**Description of the task:**
Give the number of lines in the entries that contain "dropdown". State only the count.

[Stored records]
[Begin]

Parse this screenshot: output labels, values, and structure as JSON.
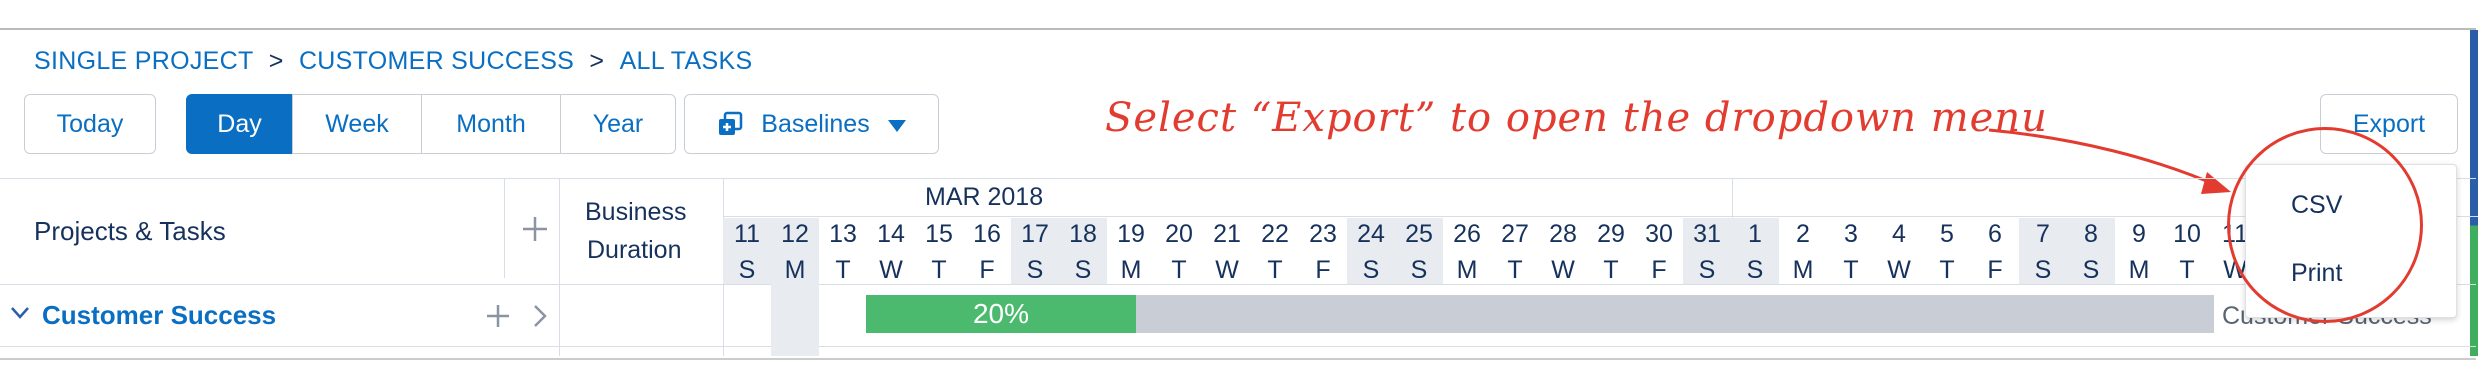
{
  "breadcrumb": {
    "items": [
      "SINGLE PROJECT",
      "CUSTOMER SUCCESS",
      "ALL TASKS"
    ],
    "separator": ">"
  },
  "toolbar": {
    "today": "Today",
    "views": [
      "Day",
      "Week",
      "Month",
      "Year"
    ],
    "active_view": "Day",
    "baselines": "Baselines",
    "export": "Export"
  },
  "annotation": "Select “Export” to open the dropdown menu",
  "grid": {
    "col_projects": "Projects & Tasks",
    "col_duration_line1": "Business",
    "col_duration_line2": "Duration",
    "month_label": "MAR 2018",
    "days": [
      {
        "d": "11",
        "w": "S"
      },
      {
        "d": "12",
        "w": "M"
      },
      {
        "d": "13",
        "w": "T"
      },
      {
        "d": "14",
        "w": "W"
      },
      {
        "d": "15",
        "w": "T"
      },
      {
        "d": "16",
        "w": "F"
      },
      {
        "d": "17",
        "w": "S"
      },
      {
        "d": "18",
        "w": "S"
      },
      {
        "d": "19",
        "w": "M"
      },
      {
        "d": "20",
        "w": "T"
      },
      {
        "d": "21",
        "w": "W"
      },
      {
        "d": "22",
        "w": "T"
      },
      {
        "d": "23",
        "w": "F"
      },
      {
        "d": "24",
        "w": "S"
      },
      {
        "d": "25",
        "w": "S"
      },
      {
        "d": "26",
        "w": "M"
      },
      {
        "d": "27",
        "w": "T"
      },
      {
        "d": "28",
        "w": "W"
      },
      {
        "d": "29",
        "w": "T"
      },
      {
        "d": "30",
        "w": "F"
      },
      {
        "d": "31",
        "w": "S"
      },
      {
        "d": "1",
        "w": "S"
      },
      {
        "d": "2",
        "w": "M"
      },
      {
        "d": "3",
        "w": "T"
      },
      {
        "d": "4",
        "w": "W"
      },
      {
        "d": "5",
        "w": "T"
      },
      {
        "d": "6",
        "w": "F"
      },
      {
        "d": "7",
        "w": "S"
      },
      {
        "d": "8",
        "w": "S"
      },
      {
        "d": "9",
        "w": "M"
      },
      {
        "d": "10",
        "w": "T"
      },
      {
        "d": "11",
        "w": "W"
      }
    ],
    "row": {
      "name": "Customer Success",
      "progress_label": "20%",
      "progress_fraction": 0.2,
      "bar_label": "Customer Success"
    }
  },
  "dropdown": {
    "items": [
      "CSV",
      "Print"
    ]
  },
  "colors": {
    "accent": "#0a6fc2",
    "annotation": "#e23b2f",
    "progress": "#4bba6e"
  }
}
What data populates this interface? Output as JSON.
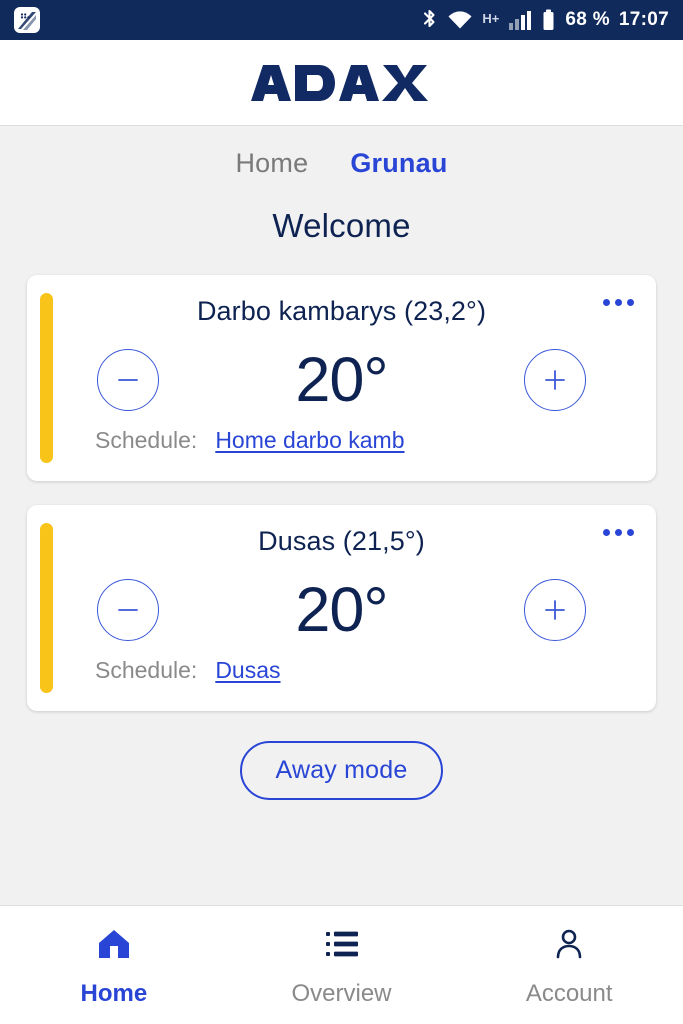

[End]

**Exercise response:**
2